* [WRITTEN REQUEST] Transcribe the data that follows precisely, omitting nothing.

* [RECORDED DATA]

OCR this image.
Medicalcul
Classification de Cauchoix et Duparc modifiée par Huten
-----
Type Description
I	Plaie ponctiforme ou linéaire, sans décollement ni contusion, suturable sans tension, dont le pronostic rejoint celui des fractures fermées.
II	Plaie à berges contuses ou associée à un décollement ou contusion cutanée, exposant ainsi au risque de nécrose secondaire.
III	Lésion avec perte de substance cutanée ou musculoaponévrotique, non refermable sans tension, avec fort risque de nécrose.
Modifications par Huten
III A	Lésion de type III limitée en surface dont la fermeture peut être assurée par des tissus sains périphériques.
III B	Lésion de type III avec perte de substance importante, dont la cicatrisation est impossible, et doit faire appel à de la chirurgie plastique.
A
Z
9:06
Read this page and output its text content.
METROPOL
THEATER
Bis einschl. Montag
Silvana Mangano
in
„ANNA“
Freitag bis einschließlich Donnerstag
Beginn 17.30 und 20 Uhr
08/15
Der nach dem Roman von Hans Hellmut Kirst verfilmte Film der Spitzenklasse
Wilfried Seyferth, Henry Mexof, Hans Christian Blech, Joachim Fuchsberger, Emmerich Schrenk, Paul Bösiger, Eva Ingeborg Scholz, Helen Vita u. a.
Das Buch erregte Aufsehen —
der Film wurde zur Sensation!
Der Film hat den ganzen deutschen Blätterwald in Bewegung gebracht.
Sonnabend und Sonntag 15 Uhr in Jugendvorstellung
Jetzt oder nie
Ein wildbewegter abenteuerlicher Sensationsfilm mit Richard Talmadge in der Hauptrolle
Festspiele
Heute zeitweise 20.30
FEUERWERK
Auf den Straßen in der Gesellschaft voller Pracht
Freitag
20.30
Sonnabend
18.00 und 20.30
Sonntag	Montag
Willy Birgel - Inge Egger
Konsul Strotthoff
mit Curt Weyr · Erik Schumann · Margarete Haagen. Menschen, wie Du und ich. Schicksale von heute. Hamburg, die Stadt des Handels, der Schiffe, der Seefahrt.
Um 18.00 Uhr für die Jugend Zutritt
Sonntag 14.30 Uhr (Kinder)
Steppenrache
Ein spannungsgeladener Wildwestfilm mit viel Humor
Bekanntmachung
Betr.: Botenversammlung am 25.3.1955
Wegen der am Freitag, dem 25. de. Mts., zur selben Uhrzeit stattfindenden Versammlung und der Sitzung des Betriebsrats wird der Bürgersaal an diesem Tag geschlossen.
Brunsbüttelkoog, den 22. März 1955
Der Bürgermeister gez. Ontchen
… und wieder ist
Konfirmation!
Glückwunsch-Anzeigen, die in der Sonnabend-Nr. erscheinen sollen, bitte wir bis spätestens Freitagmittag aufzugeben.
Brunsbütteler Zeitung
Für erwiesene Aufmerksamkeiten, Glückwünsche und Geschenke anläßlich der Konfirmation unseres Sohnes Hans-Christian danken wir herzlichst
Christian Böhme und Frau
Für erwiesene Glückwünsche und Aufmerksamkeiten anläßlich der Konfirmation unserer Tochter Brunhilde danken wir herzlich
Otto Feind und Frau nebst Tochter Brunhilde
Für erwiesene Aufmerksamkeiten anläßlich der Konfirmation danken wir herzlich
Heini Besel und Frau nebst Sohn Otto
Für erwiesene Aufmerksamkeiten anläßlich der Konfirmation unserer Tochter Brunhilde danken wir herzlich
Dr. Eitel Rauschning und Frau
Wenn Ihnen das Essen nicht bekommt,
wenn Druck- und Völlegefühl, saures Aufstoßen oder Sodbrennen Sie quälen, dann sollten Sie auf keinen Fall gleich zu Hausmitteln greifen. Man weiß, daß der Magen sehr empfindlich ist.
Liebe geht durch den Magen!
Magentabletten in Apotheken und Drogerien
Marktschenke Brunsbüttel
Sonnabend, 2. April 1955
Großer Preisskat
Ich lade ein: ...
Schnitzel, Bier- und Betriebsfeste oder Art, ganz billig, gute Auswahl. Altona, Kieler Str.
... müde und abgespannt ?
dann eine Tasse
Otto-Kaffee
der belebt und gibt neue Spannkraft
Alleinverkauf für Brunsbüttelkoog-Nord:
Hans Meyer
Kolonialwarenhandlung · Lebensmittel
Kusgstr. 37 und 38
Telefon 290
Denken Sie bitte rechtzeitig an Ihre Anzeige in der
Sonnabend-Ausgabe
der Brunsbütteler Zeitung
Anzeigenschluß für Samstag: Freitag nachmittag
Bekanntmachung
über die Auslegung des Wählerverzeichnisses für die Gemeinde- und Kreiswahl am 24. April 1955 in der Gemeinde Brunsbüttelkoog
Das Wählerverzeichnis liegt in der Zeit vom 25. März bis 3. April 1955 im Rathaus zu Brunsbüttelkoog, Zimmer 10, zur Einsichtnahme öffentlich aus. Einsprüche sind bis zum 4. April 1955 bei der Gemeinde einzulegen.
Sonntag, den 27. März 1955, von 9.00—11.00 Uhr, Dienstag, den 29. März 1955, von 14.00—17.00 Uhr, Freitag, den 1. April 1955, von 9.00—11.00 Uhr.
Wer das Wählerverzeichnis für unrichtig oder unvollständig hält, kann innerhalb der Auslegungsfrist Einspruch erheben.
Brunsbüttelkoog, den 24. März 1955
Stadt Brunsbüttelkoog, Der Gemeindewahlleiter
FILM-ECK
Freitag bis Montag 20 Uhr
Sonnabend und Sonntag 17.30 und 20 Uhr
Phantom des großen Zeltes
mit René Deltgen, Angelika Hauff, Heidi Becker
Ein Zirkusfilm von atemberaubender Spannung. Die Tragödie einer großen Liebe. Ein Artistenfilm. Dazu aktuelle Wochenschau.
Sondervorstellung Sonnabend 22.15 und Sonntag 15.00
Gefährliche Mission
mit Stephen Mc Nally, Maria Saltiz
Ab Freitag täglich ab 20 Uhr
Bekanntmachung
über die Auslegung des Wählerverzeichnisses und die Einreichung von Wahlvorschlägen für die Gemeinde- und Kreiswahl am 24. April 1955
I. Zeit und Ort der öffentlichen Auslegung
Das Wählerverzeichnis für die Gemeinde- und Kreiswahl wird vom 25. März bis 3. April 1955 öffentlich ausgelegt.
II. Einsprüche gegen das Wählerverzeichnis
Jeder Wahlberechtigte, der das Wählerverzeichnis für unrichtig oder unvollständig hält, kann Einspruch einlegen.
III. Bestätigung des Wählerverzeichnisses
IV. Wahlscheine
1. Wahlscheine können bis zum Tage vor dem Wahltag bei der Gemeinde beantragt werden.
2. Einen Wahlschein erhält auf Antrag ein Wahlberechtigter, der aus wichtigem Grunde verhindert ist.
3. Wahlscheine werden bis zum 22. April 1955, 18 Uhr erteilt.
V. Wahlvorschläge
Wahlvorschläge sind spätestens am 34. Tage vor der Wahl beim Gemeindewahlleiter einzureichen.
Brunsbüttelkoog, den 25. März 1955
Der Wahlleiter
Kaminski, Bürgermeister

* [ANSWER TO THIS PROBLEM]
OCR this image.
Medicalcul
Classification de Cauchoix et Duparc modifiée par Huten
-----
Type Description
I	Plaie ponctiforme ou linéaire, sans décollement ni contusion, suturable sans tension, dont le pronostic rejoint celui des fractures fermées.
II	Plaie à berges contuses ou associée à un décollement ou contusion cutanée, exposant ainsi au risque de nécrose secondaire.
III	Lésion avec perte de substance cutanée ou musculoaponévrotique, non refermable sans tension, avec fort risque de nécrose.
Modifications par Huten
III A	Lésion de type III limitée en surface dont la fermeture peut être assurée par des tissus sains périphériques.
III B	Lésion de type III avec perte de substance importante, dont la cicatrisation est impossible, et doit faire appel à de la chirurgie plastique.
A
Z
9:06
Read this page and output its text content.
METROPOL
THEATER
Bis einschl. Montag
Silvana Mangano
in
„ANNA“
Freitag bis einschließlich Donnerstag
Beginn 17.30 und 20 Uhr
08/15
Der nach dem Roman von Hans Hellmut Kirst verfilmte Film der Spitzenklasse
Wilfried Seyferth, Henry Mexof, Hans Christian Blech, Joachim Fuchsberger, Emmerich Schrenk, Paul Bösiger, Eva Ingeborg Scholz, Helen Vita u. a.
Das Buch erregte Aufsehen —
der Film wurde zur Sensation!
Der Film hat den ganzen deutschen Blätterwald in Bewegung gebracht.
Sonnabend und Sonntag 15 Uhr in Jugendvorstellung
Jetzt oder nie
Ein wildbewegter abenteuerlicher Sensationsfilm mit Richard Talmadge in der Hauptrolle
Festspiele
Heute zeitweise 20.30
FEUERWERK
Auf den Straßen in der Gesellschaft voller Pracht
Freitag
20.30
Sonnabend
18.00 und 20.30
Sonntag	Montag
Willy Birgel - Inge Egger
Konsul Strotthoff
mit Curt Weyr · Erik Schumann · Margarete Haagen. Menschen, wie Du und ich. Schicksale von heute. Hamburg, die Stadt des Handels, der Schiffe, der Seefahrt.
Um 18.00 Uhr für die Jugend Zutritt
Sonntag 14.30 Uhr (Kinder)
Steppenrache
Ein spannungsgeladener Wildwestfilm mit viel Humor
Bekanntmachung
Betr.: Botenversammlung am 25.3.1955
Wegen der am Freitag, dem 25. de. Mts., zur selben Uhrzeit stattfindenden Versammlung und der Sitzung des Betriebsrats wird der Bürgersaal an diesem Tag geschlossen.
Brunsbüttelkoog, den 22. März 1955
Der Bürgermeister gez. Ontchen
… und wieder ist
Konfirmation!
Glückwunsch-Anzeigen, die in der Sonnabend-Nr. erscheinen sollen, bitte wir bis spätestens Freitagmittag aufzugeben.
Brunsbütteler Zeitung
Für erwiesene Aufmerksamkeiten, Glückwünsche und Geschenke anläßlich der Konfirmation unseres Sohnes Hans-Christian danken wir herzlichst
Christian Böhme und Frau
Für erwiesene Glückwünsche und Aufmerksamkeiten anläßlich der Konfirmation unserer Tochter Brunhilde danken wir herzlich
Otto Feind und Frau nebst Tochter Brunhilde
Für erwiesene Aufmerksamkeiten anläßlich der Konfirmation danken wir herzlich
Heini Besel und Frau nebst Sohn Otto
Für erwiesene Aufmerksamkeiten anläßlich der Konfirmation unserer Tochter Brunhilde danken wir herzlich
Dr. Eitel Rauschning und Frau
Wenn Ihnen das Essen nicht bekommt,
wenn Druck- und Völlegefühl, saures Aufstoßen oder Sodbrennen Sie quälen, dann sollten Sie auf keinen Fall gleich zu Hausmitteln greifen. Man weiß, daß der Magen sehr empfindlich ist.
Liebe geht durch den Magen!
Magentabletten in Apotheken und Drogerien
Marktschenke Brunsbüttel
Sonnabend, 2. April 1955
Großer Preisskat
Ich lade ein: ...
Schnitzel, Bier- und Betriebsfeste oder Art, ganz billig, gute Auswahl. Altona, Kieler Str.
... müde und abgespannt ?
dann eine Tasse
Otto-Kaffee
der belebt und gibt neue Spannkraft
Alleinverkauf für Brunsbüttelkoog-Nord:
Hans Meyer
Kolonialwarenhandlung · Lebensmittel
Kusgstr. 37 und 38
Telefon 290
Denken Sie bitte rechtzeitig an Ihre Anzeige in der
Sonnabend-Ausgabe
der Brunsbütteler Zeitung
Anzeigenschluß für Samstag: Freitag nachmittag
Bekanntmachung
über die Auslegung des Wählerverzeichnisses für die Gemeinde- und Kreiswahl am 24. April 1955 in der Gemeinde Brunsbüttelkoog
Das Wählerverzeichnis liegt in der Zeit vom 25. März bis 3. April 1955 im Rathaus zu Brunsbüttelkoog, Zimmer 10, zur Einsichtnahme öffentlich aus. Einsprüche sind bis zum 4. April 1955 bei der Gemeinde einzulegen.
Sonntag, den 27. März 1955, von 9.00—11.00 Uhr, Dienstag, den 29. März 1955, von 14.00—17.00 Uhr, Freitag, den 1. April 1955, von 9.00—11.00 Uhr.
Wer das Wählerverzeichnis für unrichtig oder unvollständig hält, kann innerhalb der Auslegungsfrist Einspruch erheben.
Brunsbüttelkoog, den 24. März 1955
Stadt Brunsbüttelkoog, Der Gemeindewahlleiter
FILM-ECK
Freitag bis Montag 20 Uhr
Sonnabend und Sonntag 17.30 und 20 Uhr
Phantom des großen Zeltes
mit René Deltgen, Angelika Hauff, Heidi Becker
Ein Zirkusfilm von atemberaubender Spannung. Die Tragödie einer großen Liebe. Ein Artistenfilm. Dazu aktuelle Wochenschau.
Sondervorstellung Sonnabend 22.15 und Sonntag 15.00
Gefährliche Mission
mit Stephen Mc Nally, Maria Saltiz
Ab Freitag täglich ab 20 Uhr
Bekanntmachung
über die Auslegung des Wählerverzeichnisses und die Einreichung von Wahlvorschlägen für die Gemeinde- und Kreiswahl am 24. April 1955
I. Zeit und Ort der öffentlichen Auslegung
Das Wählerverzeichnis für die Gemeinde- und Kreiswahl wird vom 25. März bis 3. April 1955 öffentlich ausgelegt.
II. Einsprüche gegen das Wählerverzeichnis
Jeder Wahlberechtigte, der das Wählerverzeichnis für unrichtig oder unvollständig hält, kann Einspruch einlegen.
III. Bestätigung des Wählerverzeichnisses
IV. Wahlscheine
1. Wahlscheine können bis zum Tage vor dem Wahltag bei der Gemeinde beantragt werden.
2. Einen Wahlschein erhält auf Antrag ein Wahlberechtigter, der aus wichtigem Grunde verhindert ist.
3. Wahlscheine werden bis zum 22. April 1955, 18 Uhr erteilt.
V. Wahlvorschläge
Wahlvorschläge sind spätestens am 34. Tage vor der Wahl beim Gemeindewahlleiter einzureichen.
Brunsbüttelkoog, den 25. März 1955
Der Wahlleiter
Kaminski, Bürgermeister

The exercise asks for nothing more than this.